Uncertainty dominates commercial concerns about economic recovery

WASHINGTON – Aug. 9, 2010 – Unstable market fundamentals and uncertainty over government policy are among the concerns voiced by senior real estate executives about the commercial real estate sector’s outlook for recovery, according to The Real Estate Roundtable’s 3rd Quarter 2010 Sentiment Index.

“Uncertainty reigns. Whether it is job creation, unstable capital markets or a volatile mix of current policy and the upcoming mid-term elections – investors and businesses are skittish, causing the commercial real estate outlook to be flat,” said Real Estate Roundtable President and CEO Jeffrey DeBoer. “The good news is last quarter’s view that commercial real estate markets have stopped falling has been confirmed this quarter and values for high quality assets show strength. But the overall sentiment is that the industry is in for a long slow recovery characterized by extreme caution.”

§ RAW DATA:
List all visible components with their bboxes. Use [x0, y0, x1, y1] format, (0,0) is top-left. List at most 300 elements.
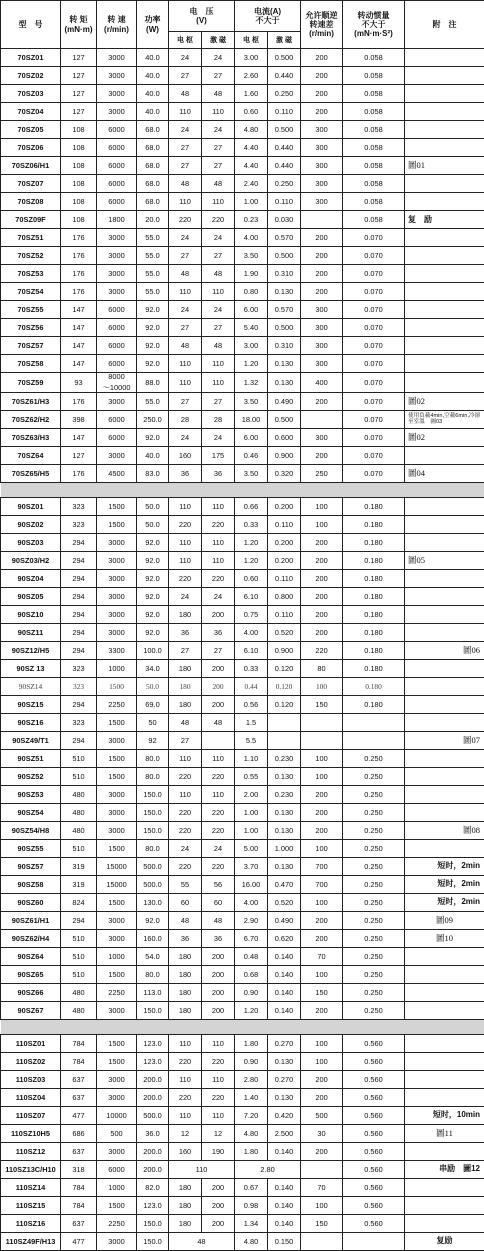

§ WHAT YOU ARE ASKED TO DO: Copy out the entire text above about uncertainty in commercial real estate, word for word.

§ RESULT FOR THIS EXERCISE:
Uncertainty dominates commercial concerns about economic recovery

WASHINGTON – Aug. 9, 2010 – Unstable market fundamentals and uncertainty over government policy are among the concerns voiced by senior real estate executives about the commercial real estate sector’s outlook for recovery, according to The Real Estate Roundtable’s 3rd Quarter 2010 Sentiment Index.

“Uncertainty reigns. Whether it is job creation, unstable capital markets or a volatile mix of current policy and the upcoming mid-term elections – investors and businesses are skittish, causing the commercial real estate outlook to be flat,” said Real Estate Roundtable President and CEO Jeffrey DeBoer. “The good news is last quarter’s view that commercial real estate markets have stopped falling has been confirmed this quarter and values for high quality assets show strength. But the overall sentiment is that the industry is in for a long slow recovery characterized by extreme caution.”